(Data entries)
|---|
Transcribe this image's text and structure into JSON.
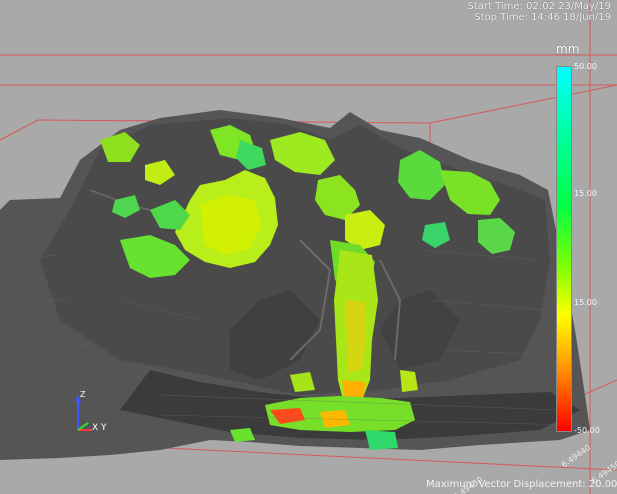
{
  "header": {
    "start_time": "Start Time: 02:02 23/May/19",
    "stop_time": "Stop Time: 14:46 18/Jun/19"
  },
  "colorbar": {
    "unit": "mm",
    "ticks": [
      "50.00",
      "15.00",
      "15.00",
      "-50.00"
    ],
    "colors": [
      "#00ffff",
      "#00ff66",
      "#80ff00",
      "#ffff00",
      "#ff8800",
      "#ff0000"
    ]
  },
  "footer": {
    "max_vector": "Maximum Vector Displacement: 20.00 mm",
    "coords": [
      "6.49450",
      "6.49440",
      "6.49430"
    ]
  },
  "triad": {
    "z_label": "Z",
    "xy_label": "X Y"
  },
  "scene": {
    "background": "#a9a9a9",
    "rock_color": "#5a5a5a",
    "bounding_box_color": "#e04040",
    "displacement_colors": [
      "#66ff33",
      "#c8ff00",
      "#2fd86b",
      "#ffde00",
      "#ff4a1a"
    ]
  }
}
|---|
» **TASK DETAILS**:
Search the data above for the string "Time" and return every line that has it.

» **THE RESPONSE**:
    "start_time": "Start Time: 02:02 23/May/19",
    "stop_time": "Stop Time: 14:46 18/Jun/19"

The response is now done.